State the number of lines that contain "time", with no other text.

== Listing ==

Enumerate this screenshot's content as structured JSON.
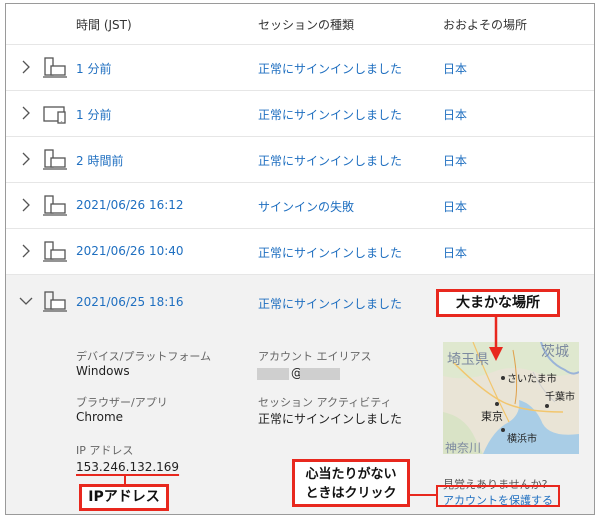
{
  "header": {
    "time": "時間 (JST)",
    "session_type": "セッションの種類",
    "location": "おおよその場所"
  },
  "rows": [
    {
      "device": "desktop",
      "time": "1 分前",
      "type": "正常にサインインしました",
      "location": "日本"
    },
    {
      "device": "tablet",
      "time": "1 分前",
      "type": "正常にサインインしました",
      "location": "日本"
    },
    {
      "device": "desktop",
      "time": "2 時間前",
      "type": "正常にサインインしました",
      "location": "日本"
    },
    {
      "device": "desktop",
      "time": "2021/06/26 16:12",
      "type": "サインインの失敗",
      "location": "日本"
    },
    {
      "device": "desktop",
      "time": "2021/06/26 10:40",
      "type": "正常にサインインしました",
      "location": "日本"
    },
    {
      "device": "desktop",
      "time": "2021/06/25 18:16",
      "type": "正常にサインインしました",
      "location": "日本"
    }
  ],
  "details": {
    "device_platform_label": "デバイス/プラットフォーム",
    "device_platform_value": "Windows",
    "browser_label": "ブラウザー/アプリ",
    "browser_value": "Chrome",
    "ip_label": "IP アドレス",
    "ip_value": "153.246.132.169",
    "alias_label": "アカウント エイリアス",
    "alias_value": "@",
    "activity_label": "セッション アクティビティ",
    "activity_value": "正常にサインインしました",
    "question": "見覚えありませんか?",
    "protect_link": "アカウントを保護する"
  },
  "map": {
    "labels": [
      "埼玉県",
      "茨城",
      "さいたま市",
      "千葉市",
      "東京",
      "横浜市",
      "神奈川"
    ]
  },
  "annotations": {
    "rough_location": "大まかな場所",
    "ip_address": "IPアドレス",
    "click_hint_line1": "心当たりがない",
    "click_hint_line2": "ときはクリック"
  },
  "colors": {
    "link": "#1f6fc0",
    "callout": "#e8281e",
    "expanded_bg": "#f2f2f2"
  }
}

===
== Listing ==

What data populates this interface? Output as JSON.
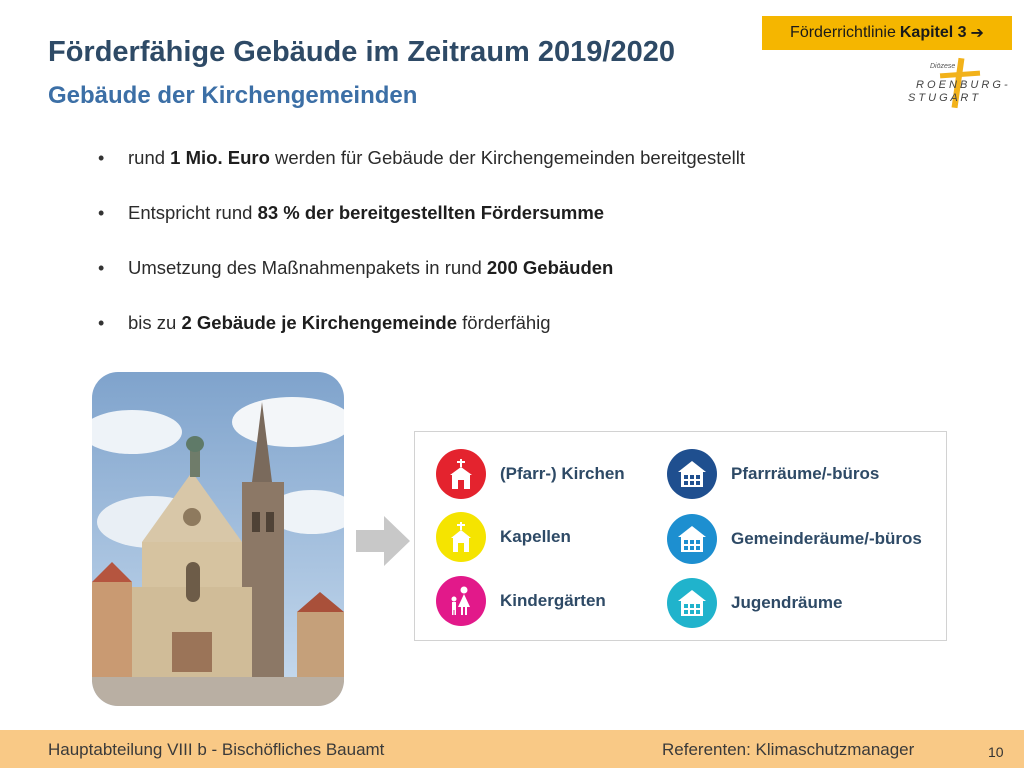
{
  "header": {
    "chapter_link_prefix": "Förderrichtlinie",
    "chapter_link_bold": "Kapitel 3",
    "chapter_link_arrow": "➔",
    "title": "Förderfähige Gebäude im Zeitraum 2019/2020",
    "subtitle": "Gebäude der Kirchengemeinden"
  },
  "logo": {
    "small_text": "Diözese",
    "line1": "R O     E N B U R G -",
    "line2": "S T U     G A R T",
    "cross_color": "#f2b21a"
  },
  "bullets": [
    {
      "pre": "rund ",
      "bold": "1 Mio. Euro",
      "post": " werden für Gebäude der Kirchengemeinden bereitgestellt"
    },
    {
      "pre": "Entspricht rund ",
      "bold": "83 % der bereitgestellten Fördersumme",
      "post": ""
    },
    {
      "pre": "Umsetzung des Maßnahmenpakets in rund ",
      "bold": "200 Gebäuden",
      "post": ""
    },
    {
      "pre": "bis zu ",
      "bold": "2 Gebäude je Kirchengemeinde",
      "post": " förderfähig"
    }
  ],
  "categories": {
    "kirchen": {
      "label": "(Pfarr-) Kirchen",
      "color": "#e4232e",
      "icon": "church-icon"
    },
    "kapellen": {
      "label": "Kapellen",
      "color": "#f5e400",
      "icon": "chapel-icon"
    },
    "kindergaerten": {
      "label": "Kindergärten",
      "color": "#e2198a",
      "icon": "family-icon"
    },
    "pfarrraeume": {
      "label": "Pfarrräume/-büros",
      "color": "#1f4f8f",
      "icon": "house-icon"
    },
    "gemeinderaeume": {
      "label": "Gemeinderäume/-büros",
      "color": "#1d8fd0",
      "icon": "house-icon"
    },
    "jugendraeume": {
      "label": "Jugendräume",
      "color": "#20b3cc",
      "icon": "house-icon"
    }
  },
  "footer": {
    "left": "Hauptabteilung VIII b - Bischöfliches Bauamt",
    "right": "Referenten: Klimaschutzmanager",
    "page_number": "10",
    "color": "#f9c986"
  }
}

===
== Listing ==

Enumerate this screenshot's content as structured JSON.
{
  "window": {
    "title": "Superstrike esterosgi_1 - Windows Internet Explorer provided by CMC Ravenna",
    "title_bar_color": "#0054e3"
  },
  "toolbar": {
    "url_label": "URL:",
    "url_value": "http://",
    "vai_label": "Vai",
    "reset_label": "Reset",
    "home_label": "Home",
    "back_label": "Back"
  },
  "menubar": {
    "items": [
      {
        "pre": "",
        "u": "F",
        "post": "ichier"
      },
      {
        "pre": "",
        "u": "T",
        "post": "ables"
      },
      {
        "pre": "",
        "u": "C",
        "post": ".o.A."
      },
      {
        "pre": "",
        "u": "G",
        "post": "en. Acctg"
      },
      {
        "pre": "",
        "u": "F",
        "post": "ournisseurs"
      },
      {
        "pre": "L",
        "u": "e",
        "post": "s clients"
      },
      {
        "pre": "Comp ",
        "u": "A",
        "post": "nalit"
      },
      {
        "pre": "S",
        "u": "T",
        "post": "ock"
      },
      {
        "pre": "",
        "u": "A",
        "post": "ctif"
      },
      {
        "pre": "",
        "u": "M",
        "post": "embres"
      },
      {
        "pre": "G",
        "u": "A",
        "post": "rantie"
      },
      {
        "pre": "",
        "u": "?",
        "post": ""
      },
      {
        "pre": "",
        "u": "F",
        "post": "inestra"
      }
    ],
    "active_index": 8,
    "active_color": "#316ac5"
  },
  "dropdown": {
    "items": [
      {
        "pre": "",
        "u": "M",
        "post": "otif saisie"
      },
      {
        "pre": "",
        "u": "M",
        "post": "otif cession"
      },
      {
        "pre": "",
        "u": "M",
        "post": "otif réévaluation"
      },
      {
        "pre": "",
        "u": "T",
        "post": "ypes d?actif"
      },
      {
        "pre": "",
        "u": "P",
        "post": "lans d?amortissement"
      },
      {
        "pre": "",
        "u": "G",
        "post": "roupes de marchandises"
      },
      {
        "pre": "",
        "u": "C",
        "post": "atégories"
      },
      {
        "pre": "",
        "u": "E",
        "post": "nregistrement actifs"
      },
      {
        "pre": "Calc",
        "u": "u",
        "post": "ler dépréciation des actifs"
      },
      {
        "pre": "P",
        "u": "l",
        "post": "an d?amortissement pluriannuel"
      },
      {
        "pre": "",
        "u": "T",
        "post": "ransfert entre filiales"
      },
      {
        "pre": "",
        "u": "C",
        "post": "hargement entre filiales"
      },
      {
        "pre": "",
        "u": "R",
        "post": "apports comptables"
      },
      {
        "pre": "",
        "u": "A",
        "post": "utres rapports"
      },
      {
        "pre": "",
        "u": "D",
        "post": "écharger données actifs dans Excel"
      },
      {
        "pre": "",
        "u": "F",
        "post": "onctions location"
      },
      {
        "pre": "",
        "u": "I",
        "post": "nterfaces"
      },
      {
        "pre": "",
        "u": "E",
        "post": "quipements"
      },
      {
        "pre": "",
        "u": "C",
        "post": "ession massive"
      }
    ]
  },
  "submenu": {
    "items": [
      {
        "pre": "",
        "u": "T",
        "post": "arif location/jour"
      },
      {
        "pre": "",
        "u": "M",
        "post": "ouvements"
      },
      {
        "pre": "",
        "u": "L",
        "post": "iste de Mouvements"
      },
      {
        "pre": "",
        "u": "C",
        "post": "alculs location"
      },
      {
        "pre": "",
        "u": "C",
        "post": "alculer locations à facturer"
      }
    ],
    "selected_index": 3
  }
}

===

### Output
7